# Short problem
Count lines, not occurrences: give the number of lines holding the word "this", and nothing besides.

# Provided entries
######
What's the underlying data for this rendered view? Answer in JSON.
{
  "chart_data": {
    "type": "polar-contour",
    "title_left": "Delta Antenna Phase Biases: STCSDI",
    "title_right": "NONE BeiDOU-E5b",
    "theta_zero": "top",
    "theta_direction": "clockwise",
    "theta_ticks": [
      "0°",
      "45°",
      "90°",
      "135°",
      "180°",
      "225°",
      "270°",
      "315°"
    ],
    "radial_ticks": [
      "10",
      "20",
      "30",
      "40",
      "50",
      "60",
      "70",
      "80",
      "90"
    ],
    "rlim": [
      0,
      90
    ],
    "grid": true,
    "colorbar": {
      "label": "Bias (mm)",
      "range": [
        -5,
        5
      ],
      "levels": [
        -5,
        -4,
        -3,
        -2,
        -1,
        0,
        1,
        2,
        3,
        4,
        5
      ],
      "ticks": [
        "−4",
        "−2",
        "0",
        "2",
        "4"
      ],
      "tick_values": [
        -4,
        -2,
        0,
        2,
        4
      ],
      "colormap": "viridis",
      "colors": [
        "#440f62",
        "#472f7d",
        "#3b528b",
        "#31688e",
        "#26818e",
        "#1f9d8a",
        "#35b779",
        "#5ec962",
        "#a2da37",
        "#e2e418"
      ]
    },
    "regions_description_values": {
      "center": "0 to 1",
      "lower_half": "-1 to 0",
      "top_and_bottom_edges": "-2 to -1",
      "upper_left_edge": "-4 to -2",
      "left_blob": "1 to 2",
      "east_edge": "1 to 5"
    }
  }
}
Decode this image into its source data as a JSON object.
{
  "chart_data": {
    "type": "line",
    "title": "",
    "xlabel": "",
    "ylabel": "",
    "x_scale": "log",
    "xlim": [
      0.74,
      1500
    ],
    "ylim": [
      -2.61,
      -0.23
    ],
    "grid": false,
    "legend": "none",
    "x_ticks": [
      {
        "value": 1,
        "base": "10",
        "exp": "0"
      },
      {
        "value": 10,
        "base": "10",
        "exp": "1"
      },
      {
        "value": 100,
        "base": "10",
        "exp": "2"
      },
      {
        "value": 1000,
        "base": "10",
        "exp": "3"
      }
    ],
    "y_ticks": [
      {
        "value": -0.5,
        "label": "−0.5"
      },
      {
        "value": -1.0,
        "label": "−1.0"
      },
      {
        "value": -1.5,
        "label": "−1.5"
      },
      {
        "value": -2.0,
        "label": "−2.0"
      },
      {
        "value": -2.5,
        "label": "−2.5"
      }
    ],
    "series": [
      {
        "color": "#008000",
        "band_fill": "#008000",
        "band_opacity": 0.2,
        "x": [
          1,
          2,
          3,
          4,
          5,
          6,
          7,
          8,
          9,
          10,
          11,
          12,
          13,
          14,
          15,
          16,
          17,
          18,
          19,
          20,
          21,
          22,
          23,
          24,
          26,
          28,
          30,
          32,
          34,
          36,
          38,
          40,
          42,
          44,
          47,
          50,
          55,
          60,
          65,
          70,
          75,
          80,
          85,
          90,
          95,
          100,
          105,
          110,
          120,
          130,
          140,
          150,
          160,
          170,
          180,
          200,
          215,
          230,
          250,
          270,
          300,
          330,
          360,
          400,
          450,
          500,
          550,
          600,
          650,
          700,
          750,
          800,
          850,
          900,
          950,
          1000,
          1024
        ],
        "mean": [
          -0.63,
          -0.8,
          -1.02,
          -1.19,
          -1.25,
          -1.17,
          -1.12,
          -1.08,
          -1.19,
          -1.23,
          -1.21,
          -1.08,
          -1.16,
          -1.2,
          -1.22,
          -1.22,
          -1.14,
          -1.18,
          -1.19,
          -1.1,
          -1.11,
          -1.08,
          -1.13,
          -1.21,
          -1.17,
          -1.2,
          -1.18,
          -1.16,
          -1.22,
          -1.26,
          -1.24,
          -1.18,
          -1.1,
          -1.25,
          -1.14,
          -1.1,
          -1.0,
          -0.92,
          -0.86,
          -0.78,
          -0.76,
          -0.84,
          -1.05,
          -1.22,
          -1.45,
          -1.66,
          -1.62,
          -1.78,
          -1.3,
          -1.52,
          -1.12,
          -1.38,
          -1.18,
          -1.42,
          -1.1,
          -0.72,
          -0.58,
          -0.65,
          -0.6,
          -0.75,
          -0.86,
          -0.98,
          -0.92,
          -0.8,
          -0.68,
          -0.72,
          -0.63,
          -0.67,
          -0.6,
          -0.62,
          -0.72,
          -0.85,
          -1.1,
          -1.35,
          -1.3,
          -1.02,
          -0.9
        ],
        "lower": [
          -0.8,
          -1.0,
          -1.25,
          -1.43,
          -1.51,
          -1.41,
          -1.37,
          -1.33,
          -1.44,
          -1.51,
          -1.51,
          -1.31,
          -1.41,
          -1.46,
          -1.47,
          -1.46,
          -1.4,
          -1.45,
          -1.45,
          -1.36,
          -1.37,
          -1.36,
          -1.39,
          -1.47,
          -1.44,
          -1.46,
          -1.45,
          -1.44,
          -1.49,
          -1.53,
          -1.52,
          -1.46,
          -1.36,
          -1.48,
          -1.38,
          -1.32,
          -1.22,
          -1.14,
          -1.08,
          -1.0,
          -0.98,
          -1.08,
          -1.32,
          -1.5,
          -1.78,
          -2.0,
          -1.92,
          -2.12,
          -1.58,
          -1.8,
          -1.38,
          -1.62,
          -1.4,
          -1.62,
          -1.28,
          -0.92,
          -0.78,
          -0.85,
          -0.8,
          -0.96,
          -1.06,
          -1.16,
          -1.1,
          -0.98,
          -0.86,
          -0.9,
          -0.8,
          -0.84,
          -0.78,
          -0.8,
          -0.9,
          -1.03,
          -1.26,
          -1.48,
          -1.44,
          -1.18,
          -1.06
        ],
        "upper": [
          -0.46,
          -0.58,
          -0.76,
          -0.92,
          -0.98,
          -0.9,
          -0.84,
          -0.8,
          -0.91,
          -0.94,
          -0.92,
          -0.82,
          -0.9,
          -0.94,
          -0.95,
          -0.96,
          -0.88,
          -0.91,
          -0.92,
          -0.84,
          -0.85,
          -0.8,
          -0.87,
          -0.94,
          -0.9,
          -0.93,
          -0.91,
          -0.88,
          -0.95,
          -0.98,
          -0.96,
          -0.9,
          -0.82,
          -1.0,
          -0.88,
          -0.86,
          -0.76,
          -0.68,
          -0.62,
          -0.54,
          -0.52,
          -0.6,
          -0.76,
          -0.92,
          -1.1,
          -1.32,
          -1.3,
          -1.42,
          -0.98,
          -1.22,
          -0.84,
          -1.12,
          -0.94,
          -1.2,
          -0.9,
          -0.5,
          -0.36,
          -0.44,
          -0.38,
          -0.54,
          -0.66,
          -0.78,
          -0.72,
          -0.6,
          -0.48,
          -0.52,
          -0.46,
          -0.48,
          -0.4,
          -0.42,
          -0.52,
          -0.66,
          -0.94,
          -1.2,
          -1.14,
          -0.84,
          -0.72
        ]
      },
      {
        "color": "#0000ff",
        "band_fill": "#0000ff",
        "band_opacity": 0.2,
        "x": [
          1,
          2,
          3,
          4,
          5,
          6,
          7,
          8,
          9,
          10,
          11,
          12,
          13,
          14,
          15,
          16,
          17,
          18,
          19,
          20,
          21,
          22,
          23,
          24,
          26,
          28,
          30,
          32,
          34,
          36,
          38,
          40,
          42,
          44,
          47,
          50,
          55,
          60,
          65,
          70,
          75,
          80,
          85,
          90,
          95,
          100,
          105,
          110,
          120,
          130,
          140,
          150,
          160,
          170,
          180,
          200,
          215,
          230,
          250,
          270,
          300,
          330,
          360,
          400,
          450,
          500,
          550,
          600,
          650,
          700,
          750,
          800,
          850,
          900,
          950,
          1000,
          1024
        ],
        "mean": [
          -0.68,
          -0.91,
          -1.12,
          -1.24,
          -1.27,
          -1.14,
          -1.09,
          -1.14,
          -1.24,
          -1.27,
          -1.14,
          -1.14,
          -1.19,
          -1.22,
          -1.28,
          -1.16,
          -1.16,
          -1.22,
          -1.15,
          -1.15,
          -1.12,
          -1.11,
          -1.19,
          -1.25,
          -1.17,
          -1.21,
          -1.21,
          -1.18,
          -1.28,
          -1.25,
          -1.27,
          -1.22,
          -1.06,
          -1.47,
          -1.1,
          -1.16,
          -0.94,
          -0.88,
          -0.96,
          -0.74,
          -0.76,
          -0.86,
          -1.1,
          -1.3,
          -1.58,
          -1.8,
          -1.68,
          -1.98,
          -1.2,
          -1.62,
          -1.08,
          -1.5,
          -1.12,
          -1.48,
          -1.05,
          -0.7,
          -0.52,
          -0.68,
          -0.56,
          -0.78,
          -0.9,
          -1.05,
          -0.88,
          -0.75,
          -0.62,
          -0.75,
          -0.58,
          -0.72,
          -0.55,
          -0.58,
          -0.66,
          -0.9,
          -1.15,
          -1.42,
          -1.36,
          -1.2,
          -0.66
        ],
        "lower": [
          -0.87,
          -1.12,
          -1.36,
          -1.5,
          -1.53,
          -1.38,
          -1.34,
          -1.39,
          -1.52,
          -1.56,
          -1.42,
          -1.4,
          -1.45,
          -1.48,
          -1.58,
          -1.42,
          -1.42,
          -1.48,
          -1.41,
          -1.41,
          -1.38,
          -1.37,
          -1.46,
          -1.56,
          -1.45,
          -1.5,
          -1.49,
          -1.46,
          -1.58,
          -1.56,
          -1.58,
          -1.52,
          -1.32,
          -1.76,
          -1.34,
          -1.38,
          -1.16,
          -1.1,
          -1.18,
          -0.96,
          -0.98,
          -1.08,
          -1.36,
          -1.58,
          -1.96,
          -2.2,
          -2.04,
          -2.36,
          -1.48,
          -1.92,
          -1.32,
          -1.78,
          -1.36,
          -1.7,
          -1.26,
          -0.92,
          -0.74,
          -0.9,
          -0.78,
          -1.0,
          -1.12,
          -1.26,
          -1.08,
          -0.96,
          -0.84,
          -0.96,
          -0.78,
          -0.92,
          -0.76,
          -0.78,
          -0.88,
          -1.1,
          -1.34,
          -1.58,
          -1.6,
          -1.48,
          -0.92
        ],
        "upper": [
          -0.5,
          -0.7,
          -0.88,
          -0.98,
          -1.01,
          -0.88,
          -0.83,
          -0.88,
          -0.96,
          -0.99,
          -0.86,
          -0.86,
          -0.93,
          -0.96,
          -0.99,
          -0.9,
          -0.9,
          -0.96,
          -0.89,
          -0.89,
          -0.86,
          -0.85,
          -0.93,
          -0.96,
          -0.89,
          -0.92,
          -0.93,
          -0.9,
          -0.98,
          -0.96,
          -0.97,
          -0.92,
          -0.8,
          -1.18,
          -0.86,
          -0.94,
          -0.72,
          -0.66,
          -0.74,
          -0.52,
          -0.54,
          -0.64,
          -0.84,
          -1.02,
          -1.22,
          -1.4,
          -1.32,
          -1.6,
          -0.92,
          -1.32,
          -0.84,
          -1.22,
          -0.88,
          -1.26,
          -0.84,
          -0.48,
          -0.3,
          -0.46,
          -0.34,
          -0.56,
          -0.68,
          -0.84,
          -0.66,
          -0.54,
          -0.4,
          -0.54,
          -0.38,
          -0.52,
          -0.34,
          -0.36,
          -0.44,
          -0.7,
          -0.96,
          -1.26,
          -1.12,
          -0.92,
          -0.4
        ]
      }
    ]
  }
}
######
# Solved exercise
2